_GIVEN PROBLEM_
Copy these rows out word for word, keeping every line unchanged.

_GIVEN DATA_
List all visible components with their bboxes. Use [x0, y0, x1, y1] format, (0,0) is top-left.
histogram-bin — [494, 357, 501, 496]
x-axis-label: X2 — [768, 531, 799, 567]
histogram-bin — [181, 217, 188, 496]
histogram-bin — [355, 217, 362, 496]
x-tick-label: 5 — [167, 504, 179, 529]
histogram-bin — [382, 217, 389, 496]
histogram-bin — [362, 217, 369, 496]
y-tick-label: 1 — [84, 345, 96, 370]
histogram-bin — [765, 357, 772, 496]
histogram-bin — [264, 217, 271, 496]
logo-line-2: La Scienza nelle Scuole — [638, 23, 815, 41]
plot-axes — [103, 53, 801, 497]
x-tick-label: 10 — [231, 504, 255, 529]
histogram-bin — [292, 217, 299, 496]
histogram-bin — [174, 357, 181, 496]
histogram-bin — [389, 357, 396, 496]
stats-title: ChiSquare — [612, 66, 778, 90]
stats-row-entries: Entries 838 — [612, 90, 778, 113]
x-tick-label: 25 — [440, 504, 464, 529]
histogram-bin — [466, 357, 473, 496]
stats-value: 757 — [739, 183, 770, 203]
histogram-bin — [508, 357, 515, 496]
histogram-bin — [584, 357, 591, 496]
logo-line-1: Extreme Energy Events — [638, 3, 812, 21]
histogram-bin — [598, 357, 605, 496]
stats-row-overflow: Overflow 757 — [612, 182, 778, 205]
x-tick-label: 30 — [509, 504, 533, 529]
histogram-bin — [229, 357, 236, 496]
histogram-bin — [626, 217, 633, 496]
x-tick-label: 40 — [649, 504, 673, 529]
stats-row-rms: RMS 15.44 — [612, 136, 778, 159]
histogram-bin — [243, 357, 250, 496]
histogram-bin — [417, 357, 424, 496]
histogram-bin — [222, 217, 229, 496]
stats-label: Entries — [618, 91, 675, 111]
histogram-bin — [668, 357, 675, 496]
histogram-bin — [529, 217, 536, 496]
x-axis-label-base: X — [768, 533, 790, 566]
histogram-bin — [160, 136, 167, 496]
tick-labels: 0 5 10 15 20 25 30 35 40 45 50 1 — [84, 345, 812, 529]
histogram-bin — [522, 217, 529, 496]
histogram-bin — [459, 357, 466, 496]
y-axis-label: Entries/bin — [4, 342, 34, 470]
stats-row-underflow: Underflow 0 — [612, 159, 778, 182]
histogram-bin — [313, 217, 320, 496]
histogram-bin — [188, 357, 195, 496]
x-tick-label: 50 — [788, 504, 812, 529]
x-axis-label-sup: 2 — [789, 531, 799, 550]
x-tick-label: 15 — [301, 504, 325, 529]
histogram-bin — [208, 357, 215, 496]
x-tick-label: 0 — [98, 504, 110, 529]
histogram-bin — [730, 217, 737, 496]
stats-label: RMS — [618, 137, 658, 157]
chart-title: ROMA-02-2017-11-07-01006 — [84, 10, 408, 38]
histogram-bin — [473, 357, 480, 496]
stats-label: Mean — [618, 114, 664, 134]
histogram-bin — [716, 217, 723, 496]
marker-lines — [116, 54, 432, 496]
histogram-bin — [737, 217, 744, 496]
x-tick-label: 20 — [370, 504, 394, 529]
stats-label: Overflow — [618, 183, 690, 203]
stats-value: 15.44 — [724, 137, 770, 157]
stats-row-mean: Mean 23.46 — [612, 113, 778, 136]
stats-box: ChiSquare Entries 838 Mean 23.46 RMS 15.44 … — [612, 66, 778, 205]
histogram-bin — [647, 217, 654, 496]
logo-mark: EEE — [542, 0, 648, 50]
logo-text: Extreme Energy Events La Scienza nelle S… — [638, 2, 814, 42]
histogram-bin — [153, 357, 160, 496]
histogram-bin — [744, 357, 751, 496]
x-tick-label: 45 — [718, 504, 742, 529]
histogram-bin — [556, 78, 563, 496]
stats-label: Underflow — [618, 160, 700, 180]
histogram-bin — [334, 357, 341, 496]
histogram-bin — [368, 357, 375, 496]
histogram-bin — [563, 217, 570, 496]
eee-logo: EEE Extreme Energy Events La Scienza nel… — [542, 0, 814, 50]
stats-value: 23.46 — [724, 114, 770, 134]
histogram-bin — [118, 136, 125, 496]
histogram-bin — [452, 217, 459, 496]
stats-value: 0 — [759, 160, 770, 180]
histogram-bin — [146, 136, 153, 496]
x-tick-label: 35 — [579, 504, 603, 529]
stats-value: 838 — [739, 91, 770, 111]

_EXPECTED OUTPUT_
List all visible components with their bboxes. Use [x0, y0, x1, y1] format, (0,0) is top-left.
histogram-bin — [494, 357, 501, 496]
x-axis-label: X2 — [768, 531, 799, 567]
histogram-bin — [181, 217, 188, 496]
histogram-bin — [355, 217, 362, 496]
x-tick-label: 5 — [167, 504, 179, 529]
histogram-bin — [382, 217, 389, 496]
histogram-bin — [362, 217, 369, 496]
y-tick-label: 1 — [84, 345, 96, 370]
histogram-bin — [765, 357, 772, 496]
histogram-bin — [264, 217, 271, 496]
logo-line-2: La Scienza nelle Scuole — [638, 23, 815, 41]
plot-axes — [103, 53, 801, 497]
x-tick-label: 10 — [231, 504, 255, 529]
histogram-bin — [292, 217, 299, 496]
histogram-bin — [174, 357, 181, 496]
histogram-bin — [389, 357, 396, 496]
stats-title: ChiSquare — [612, 66, 778, 90]
stats-row-entries: Entries 838 — [612, 90, 778, 113]
x-tick-label: 25 — [440, 504, 464, 529]
histogram-bin — [466, 357, 473, 496]
stats-value: 757 — [739, 183, 770, 203]
histogram-bin — [508, 357, 515, 496]
histogram-bin — [584, 357, 591, 496]
logo-line-1: Extreme Energy Events — [638, 3, 812, 21]
histogram-bin — [598, 357, 605, 496]
stats-row-overflow: Overflow 757 — [612, 182, 778, 205]
x-tick-label: 30 — [509, 504, 533, 529]
histogram-bin — [229, 357, 236, 496]
histogram-bin — [626, 217, 633, 496]
x-tick-label: 40 — [649, 504, 673, 529]
stats-row-rms: RMS 15.44 — [612, 136, 778, 159]
histogram-bin — [243, 357, 250, 496]
histogram-bin — [417, 357, 424, 496]
histogram-bin — [222, 217, 229, 496]
stats-label: Entries — [618, 91, 675, 111]
histogram-bin — [668, 357, 675, 496]
histogram-bin — [529, 217, 536, 496]
x-axis-label-base: X — [768, 533, 790, 566]
histogram-bin — [160, 136, 167, 496]
tick-labels: 0 5 10 15 20 25 30 35 40 45 50 1 — [84, 345, 812, 529]
histogram-bin — [522, 217, 529, 496]
histogram-bin — [459, 357, 466, 496]
y-axis-label: Entries/bin — [4, 342, 34, 470]
stats-row-underflow: Underflow 0 — [612, 159, 778, 182]
histogram-bin — [313, 217, 320, 496]
histogram-bin — [188, 357, 195, 496]
x-tick-label: 50 — [788, 504, 812, 529]
x-axis-label-sup: 2 — [789, 531, 799, 550]
x-tick-label: 15 — [301, 504, 325, 529]
histogram-bin — [208, 357, 215, 496]
x-tick-label: 0 — [98, 504, 110, 529]
histogram-bin — [730, 217, 737, 496]
stats-label: RMS — [618, 137, 658, 157]
chart-title: ROMA-02-2017-11-07-01006 — [84, 10, 408, 38]
histogram-bin — [473, 357, 480, 496]
stats-label: Mean — [618, 114, 664, 134]
histogram-bin — [716, 217, 723, 496]
marker-lines — [116, 54, 432, 496]
histogram-bin — [737, 217, 744, 496]
x-tick-label: 20 — [370, 504, 394, 529]
stats-label: Overflow — [618, 183, 690, 203]
stats-value: 15.44 — [724, 137, 770, 157]
stats-row-mean: Mean 23.46 — [612, 113, 778, 136]
stats-box: ChiSquare Entries 838 Mean 23.46 RMS 15.44 … — [612, 66, 778, 205]
histogram-bin — [647, 217, 654, 496]
logo-mark: EEE — [542, 0, 648, 50]
logo-text: Extreme Energy Events La Scienza nelle S… — [638, 2, 814, 42]
histogram-bin — [153, 357, 160, 496]
histogram-bin — [744, 357, 751, 496]
x-tick-label: 45 — [718, 504, 742, 529]
histogram-bin — [556, 78, 563, 496]
stats-label: Underflow — [618, 160, 700, 180]
histogram-bin — [334, 357, 341, 496]
histogram-bin — [368, 357, 375, 496]
histogram-bin — [563, 217, 570, 496]
eee-logo: EEE Extreme Energy Events La Scienza nel… — [542, 0, 814, 50]
stats-value: 23.46 — [724, 114, 770, 134]
histogram-bin — [118, 136, 125, 496]
histogram-bin — [452, 217, 459, 496]
stats-value: 0 — [759, 160, 770, 180]
histogram-bin — [146, 136, 153, 496]
x-tick-label: 35 — [579, 504, 603, 529]
stats-value: 838 — [739, 91, 770, 111]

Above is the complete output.